READING TEXT >>
┄┄┄┄┄┄┄┄┄┄

Two officials in charge of security in Libya told a House committee this week that they asked for
more security officers but were rebuffed by the State Department. Asked about that on Thursday
night during his debate with Representative Paul D. Ryan, Mr. Romney’s running mate, Mr.
Biden said: “We weren’t told they wanted more security again. We did not know they wanted
more security again.”

The White House tried to explain Mr. Biden’s comments by saying that diplomatic security
requests were handled by the State Department, not the White House. “The vice president was
speaking about himself, the president and the White House,” said Jay Carney, the White House
press secretary. “He was not referring to the administration.”
Mr. Carney was pressed repeatedly by reporters to explain what the president and the vice
president knew and when they knew it, but he declined to answer in detail. Mr. Carney would
not say whether Mr. Obama and Mr. Biden were specifically informed about the security
concerns in Libya.

Mr. Carney accused Republicans of hypocrisy for voting against diplomatic security spending,
singling out Mr. Ryan. “I find it rich that charges are made about concern over diplomatic
security by those who routinely slash funding for diplomatic security to pay for tax cuts,” he said.

The government spent $2.43 billion on diplomatic security in the 2010 fiscal year, when
Democrats last controlled both houses of Congress. The figure then fell to $2.29 billion in 2011
before rising to $2.37 billion in the fiscal year that ended Sept. 30. The administration asked for
$2.84 billion for 2013, but House Republicans whittled that down to $2.62 billion. A State
Department official testified that the budget played no role in deciding on security in Libya.

Mr. Biden was expecting tough questions in the debate about the Benghazi attack and security
concerns at the American mission there, according to people familiar with his preparation. But
he still seemed caught off guard when the moderator, Martha Raddatz of ABC News, pressed
him on whether American diplomats had requested additional security in Libya.

Senior administration officials said Mr. Biden’s answer was accurate because while the
embassy in Tripoli requested an extension of duty for 13 military or diplomatic security officers
— which the State Department denied — it did not request additional guards for the mission in
Benghazi. Moreover, they said, the request did not reach the White House.

The Libya attack has risen to the forefront of the campaign even as other foreign policy issues,
like the war in Afghanistan and the building confrontation with Iran, have remained secondary
topics. The administration at first attributed the deaths of Mr. Stevens and the others to an
opportunistic attack during protests against an anti-Islam film. Officials eventually termed the
assault a terrorist attack tied to Qaeda sympathizers and played down the protest angle.

“First they blame a YouTube video and a nonexistent riot,” Mr. Ryan told supporters in
Lancaster, Ohio. “Then when the country’s getting upset about it, they blame Romney and Ryan
for getting people upset about it.”

┄┄┄┄┄┄┄┄┄┄

RECORDS SUPPLIED >>
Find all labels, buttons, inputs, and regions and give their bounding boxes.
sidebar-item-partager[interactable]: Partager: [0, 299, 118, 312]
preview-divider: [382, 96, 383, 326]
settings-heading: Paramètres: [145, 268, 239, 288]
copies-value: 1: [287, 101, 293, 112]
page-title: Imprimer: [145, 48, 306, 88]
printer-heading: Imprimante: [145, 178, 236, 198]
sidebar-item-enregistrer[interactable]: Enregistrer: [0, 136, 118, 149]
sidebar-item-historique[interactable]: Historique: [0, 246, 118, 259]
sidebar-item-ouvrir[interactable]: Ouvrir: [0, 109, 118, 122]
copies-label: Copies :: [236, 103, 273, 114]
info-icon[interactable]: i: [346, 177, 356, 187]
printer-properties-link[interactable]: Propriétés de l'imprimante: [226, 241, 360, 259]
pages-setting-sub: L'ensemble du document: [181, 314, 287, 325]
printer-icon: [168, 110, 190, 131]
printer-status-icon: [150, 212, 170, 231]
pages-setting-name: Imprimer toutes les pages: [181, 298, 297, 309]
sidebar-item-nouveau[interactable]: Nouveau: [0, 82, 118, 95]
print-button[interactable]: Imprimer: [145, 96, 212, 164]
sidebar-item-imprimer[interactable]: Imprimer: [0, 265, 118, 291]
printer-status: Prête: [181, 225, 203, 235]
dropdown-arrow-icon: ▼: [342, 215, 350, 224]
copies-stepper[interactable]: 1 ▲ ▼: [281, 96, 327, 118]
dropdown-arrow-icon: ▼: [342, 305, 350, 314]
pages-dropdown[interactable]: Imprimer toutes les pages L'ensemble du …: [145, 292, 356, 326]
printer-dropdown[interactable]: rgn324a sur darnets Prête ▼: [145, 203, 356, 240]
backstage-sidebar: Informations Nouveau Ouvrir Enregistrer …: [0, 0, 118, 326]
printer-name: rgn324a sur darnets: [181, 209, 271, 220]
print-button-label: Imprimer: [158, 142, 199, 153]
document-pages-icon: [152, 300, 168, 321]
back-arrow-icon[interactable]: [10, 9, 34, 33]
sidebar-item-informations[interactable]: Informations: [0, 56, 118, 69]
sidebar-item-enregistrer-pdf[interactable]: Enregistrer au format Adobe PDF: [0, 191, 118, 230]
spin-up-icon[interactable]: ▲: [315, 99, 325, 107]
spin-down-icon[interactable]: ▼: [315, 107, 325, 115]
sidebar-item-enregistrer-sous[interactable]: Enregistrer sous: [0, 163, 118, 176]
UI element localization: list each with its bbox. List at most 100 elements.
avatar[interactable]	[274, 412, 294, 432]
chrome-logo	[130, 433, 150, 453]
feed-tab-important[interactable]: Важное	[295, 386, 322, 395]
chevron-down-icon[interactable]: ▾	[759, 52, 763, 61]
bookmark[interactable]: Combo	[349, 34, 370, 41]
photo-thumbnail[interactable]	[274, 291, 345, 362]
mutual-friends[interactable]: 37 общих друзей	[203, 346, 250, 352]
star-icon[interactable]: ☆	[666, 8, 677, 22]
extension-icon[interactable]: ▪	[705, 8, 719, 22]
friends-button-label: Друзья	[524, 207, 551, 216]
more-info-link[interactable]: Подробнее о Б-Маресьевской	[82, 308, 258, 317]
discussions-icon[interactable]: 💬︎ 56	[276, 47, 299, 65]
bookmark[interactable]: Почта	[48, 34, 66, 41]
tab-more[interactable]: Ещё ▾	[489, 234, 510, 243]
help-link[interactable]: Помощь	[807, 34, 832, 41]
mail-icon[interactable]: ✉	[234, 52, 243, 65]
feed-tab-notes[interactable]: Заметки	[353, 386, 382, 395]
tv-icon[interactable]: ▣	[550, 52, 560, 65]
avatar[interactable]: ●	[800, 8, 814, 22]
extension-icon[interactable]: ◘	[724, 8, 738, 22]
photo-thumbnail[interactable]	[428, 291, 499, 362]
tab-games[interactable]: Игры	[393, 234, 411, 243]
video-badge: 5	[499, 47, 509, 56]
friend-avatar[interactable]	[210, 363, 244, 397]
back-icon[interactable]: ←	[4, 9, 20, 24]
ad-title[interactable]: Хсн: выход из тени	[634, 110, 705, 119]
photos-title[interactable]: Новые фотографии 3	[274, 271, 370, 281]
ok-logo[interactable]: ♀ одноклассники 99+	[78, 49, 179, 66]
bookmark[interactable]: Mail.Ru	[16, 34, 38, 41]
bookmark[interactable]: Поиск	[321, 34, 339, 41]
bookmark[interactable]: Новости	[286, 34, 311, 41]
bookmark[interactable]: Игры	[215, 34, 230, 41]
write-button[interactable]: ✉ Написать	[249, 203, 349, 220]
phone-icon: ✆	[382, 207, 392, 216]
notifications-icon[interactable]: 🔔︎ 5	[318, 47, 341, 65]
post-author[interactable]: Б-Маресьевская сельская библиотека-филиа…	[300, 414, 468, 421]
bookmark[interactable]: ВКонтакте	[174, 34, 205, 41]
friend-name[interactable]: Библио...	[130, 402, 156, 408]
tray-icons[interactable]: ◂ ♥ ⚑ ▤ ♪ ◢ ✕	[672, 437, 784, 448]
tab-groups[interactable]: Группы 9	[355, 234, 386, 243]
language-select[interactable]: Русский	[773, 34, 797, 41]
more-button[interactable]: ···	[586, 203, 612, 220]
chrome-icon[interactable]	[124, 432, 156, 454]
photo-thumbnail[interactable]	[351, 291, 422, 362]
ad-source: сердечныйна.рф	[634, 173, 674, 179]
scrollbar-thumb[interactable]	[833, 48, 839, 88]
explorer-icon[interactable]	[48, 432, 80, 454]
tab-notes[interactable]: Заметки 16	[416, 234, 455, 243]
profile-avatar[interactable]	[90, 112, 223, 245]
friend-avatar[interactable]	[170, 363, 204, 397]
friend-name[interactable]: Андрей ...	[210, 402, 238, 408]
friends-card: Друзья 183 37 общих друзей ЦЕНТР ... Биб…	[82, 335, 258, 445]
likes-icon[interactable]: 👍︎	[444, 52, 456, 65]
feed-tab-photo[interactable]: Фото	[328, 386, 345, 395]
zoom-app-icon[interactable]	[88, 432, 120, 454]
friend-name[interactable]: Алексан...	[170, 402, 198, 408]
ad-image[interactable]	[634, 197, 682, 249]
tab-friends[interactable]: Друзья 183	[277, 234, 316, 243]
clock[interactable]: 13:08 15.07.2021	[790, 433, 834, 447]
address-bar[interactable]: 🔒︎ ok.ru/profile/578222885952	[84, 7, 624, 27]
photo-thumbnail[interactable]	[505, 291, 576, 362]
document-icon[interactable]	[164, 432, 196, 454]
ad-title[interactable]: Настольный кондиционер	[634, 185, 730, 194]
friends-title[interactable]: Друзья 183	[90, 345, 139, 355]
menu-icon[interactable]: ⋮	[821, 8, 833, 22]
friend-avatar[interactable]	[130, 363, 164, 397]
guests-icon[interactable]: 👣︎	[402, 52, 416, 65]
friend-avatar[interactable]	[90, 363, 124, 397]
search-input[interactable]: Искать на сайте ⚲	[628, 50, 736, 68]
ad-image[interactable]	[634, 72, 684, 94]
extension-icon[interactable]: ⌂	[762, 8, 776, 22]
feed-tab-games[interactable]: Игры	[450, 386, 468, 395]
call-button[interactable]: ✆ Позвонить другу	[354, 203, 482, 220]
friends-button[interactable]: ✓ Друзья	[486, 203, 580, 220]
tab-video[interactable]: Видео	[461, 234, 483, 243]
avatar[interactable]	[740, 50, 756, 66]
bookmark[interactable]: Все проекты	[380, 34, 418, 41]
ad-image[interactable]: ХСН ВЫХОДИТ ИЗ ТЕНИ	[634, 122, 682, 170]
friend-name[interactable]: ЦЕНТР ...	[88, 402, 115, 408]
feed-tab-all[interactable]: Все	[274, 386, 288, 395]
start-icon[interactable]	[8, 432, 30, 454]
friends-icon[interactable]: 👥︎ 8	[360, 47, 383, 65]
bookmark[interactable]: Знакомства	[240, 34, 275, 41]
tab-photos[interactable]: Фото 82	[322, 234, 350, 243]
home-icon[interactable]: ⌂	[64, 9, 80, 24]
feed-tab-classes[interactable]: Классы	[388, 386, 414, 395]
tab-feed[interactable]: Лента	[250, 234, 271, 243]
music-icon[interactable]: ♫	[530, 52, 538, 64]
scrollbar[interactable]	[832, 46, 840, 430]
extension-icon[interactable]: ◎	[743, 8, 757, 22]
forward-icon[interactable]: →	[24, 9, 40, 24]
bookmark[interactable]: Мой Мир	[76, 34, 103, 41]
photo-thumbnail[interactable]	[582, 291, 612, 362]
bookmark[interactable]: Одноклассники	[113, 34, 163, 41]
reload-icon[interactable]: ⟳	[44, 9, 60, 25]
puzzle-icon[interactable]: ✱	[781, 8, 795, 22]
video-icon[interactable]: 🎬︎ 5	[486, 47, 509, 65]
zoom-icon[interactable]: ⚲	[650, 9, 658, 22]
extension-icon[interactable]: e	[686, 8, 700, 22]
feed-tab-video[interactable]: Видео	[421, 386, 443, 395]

┄┄┄┄┄┄┄┄┄┄

TASK SET >>
1/ Copy the Libya security article word for word between "The government spent" and "additional security in Libya.", inclusive.
2/ In the Libya security article, how much did the government spend on diplomatic security in the 2010 fiscal year?
Answer from the Libya security article alone.

ANSWER LIST >>
1/
The government spent $2.43 billion on diplomatic security in the 2010 fiscal year, when
Democrats last controlled both houses of Congress. The figure then fell to $2.29 billion in 2011
before rising to $2.37 billion in the fiscal year that ended Sept. 30. The administration asked for
$2.84 billion for 2013, but House Republicans whittled that down to $2.62 billion. A State
Department official testified that the budget played no role in deciding on security in Libya.

Mr. Biden was expecting tough questions in the debate about the Benghazi attack and security
concerns at the American mission there, according to people familiar with his preparation. But
he still seemed caught off guard when the moderator, Martha Raddatz of ABC News, pressed
him on whether American diplomats had requested additional security in Libya.

2/ $2.43 billion